◆ Instructions for the task
Reproduce the listing below in full and without alteration, apart from its pictures.

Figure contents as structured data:
-- begin --

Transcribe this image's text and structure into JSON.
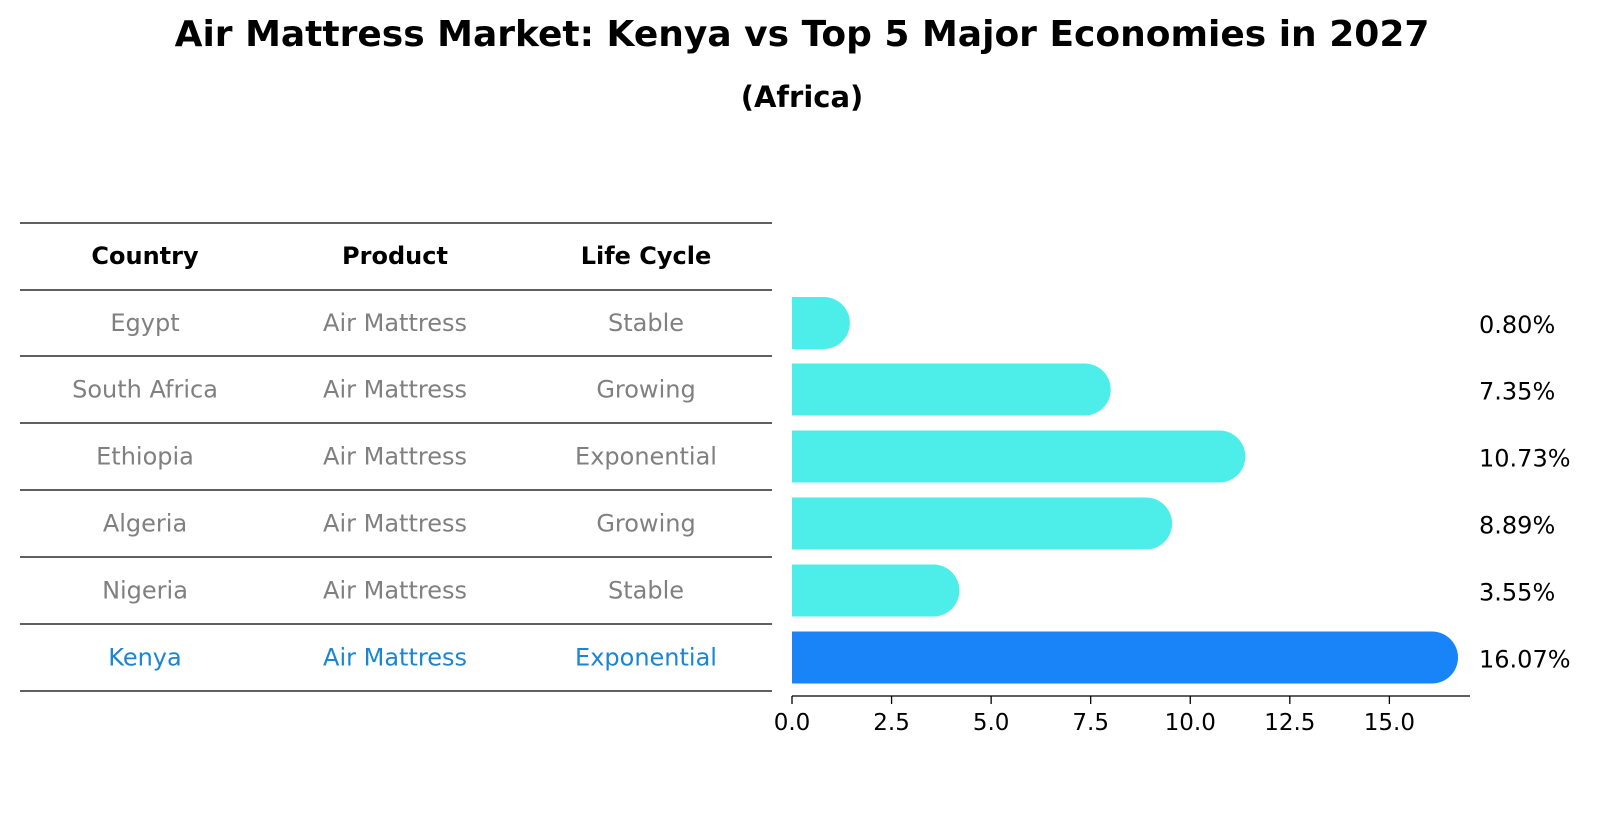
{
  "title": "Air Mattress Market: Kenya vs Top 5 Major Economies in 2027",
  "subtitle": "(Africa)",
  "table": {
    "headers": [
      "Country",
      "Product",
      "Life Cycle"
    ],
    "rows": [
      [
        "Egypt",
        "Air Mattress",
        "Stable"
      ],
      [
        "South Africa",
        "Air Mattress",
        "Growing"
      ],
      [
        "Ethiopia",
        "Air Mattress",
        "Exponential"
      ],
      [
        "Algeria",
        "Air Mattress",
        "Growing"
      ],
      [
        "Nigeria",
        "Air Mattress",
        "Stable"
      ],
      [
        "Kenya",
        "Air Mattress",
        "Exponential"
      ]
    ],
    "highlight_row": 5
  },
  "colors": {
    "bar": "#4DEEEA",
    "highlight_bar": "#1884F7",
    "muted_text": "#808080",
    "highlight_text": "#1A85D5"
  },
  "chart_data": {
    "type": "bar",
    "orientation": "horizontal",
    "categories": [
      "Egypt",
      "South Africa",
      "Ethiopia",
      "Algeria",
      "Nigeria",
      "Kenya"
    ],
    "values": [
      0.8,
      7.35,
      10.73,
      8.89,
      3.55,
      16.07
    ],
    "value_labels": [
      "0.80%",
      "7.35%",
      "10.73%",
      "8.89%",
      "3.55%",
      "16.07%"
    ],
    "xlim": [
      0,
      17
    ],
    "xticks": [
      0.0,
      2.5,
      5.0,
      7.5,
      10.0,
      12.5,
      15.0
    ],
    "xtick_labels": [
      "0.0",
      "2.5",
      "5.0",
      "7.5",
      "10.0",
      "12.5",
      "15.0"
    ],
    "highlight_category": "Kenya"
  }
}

-- end --

◆ Solution to the problem
Transcribe this image's text and structure into JSON.
{
  "title": "Air Mattress Market: Kenya vs Top 5 Major Economies in 2027",
  "subtitle": "(Africa)",
  "table": {
    "headers": [
      "Country",
      "Product",
      "Life Cycle"
    ],
    "rows": [
      [
        "Egypt",
        "Air Mattress",
        "Stable"
      ],
      [
        "South Africa",
        "Air Mattress",
        "Growing"
      ],
      [
        "Ethiopia",
        "Air Mattress",
        "Exponential"
      ],
      [
        "Algeria",
        "Air Mattress",
        "Growing"
      ],
      [
        "Nigeria",
        "Air Mattress",
        "Stable"
      ],
      [
        "Kenya",
        "Air Mattress",
        "Exponential"
      ]
    ],
    "highlight_row": 5
  },
  "colors": {
    "bar": "#4DEEEA",
    "highlight_bar": "#1884F7",
    "muted_text": "#808080",
    "highlight_text": "#1A85D5"
  },
  "chart_data": {
    "type": "bar",
    "orientation": "horizontal",
    "categories": [
      "Egypt",
      "South Africa",
      "Ethiopia",
      "Algeria",
      "Nigeria",
      "Kenya"
    ],
    "values": [
      0.8,
      7.35,
      10.73,
      8.89,
      3.55,
      16.07
    ],
    "value_labels": [
      "0.80%",
      "7.35%",
      "10.73%",
      "8.89%",
      "3.55%",
      "16.07%"
    ],
    "xlim": [
      0,
      17
    ],
    "xticks": [
      0.0,
      2.5,
      5.0,
      7.5,
      10.0,
      12.5,
      15.0
    ],
    "xtick_labels": [
      "0.0",
      "2.5",
      "5.0",
      "7.5",
      "10.0",
      "12.5",
      "15.0"
    ],
    "highlight_category": "Kenya"
  }
}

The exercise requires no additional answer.